:: Records for processing ::

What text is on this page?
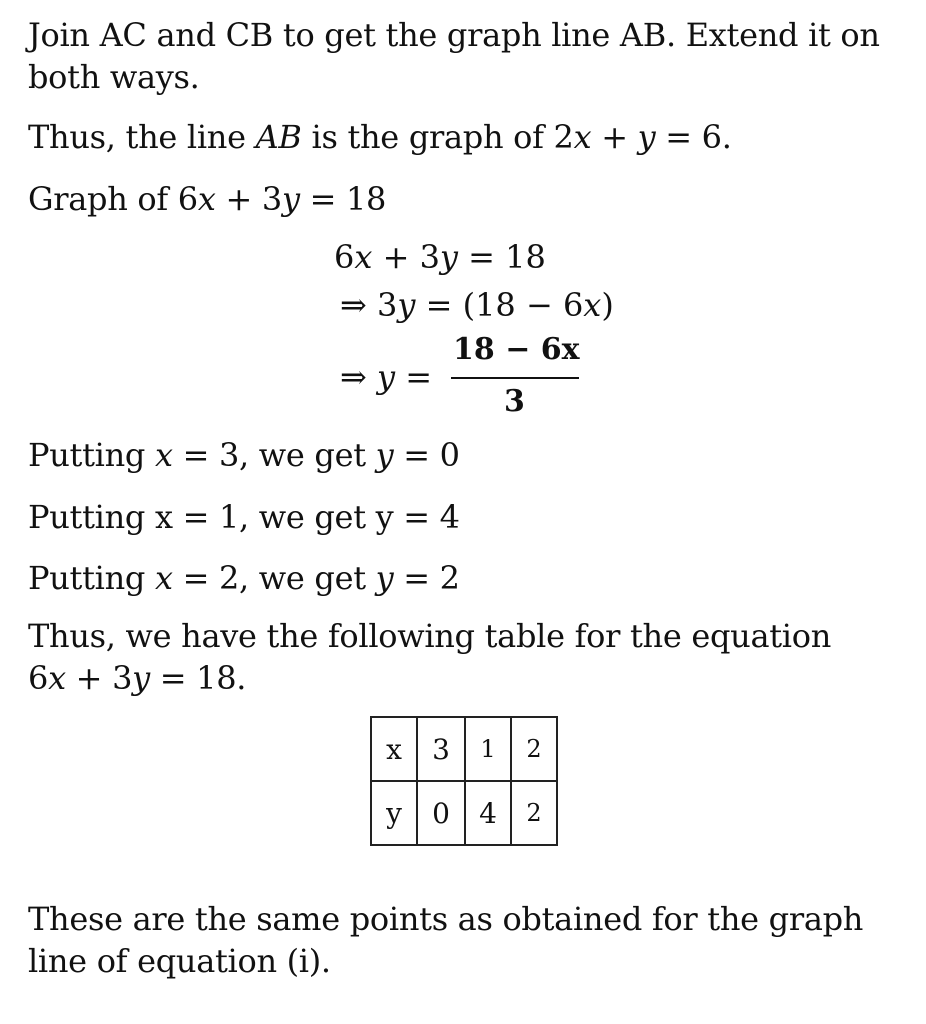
Join AC and CB to get the graph line AB. Extend it on

both ways.

Thus, the line AB is the graph of 2x + y = 6.

Graph of 6x + 3y = 18

6x + 3y = 18
⇒ 3y = (18 − 6x)
⇒ y =
18 − 6x
3

Putting x = 3, we get y = 0

Putting x = 1, we get y = 4

Putting x = 2, we get y = 2

Thus, we have the following table for the equation

6x + 3y = 18.

x	3	1	2
y	0	4	2

These are the same points as obtained for the graph

line of equation (i).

:::

What the task requires
Copy every line above word for word and exclude the pictures.

Answer to the exercise
What text is on this page?
Join AC and CB to get the graph line AB. Extend it on

both ways.

Thus, the line AB is the graph of 2x + y = 6.

Graph of 6x + 3y = 18

6x + 3y = 18
⇒ 3y = (18 − 6x)
⇒ y =
18 − 6x
3

Putting x = 3, we get y = 0

Putting x = 1, we get y = 4

Putting x = 2, we get y = 2

Thus, we have the following table for the equation

6x + 3y = 18.

x	3	1	2
y	0	4	2

These are the same points as obtained for the graph

line of equation (i).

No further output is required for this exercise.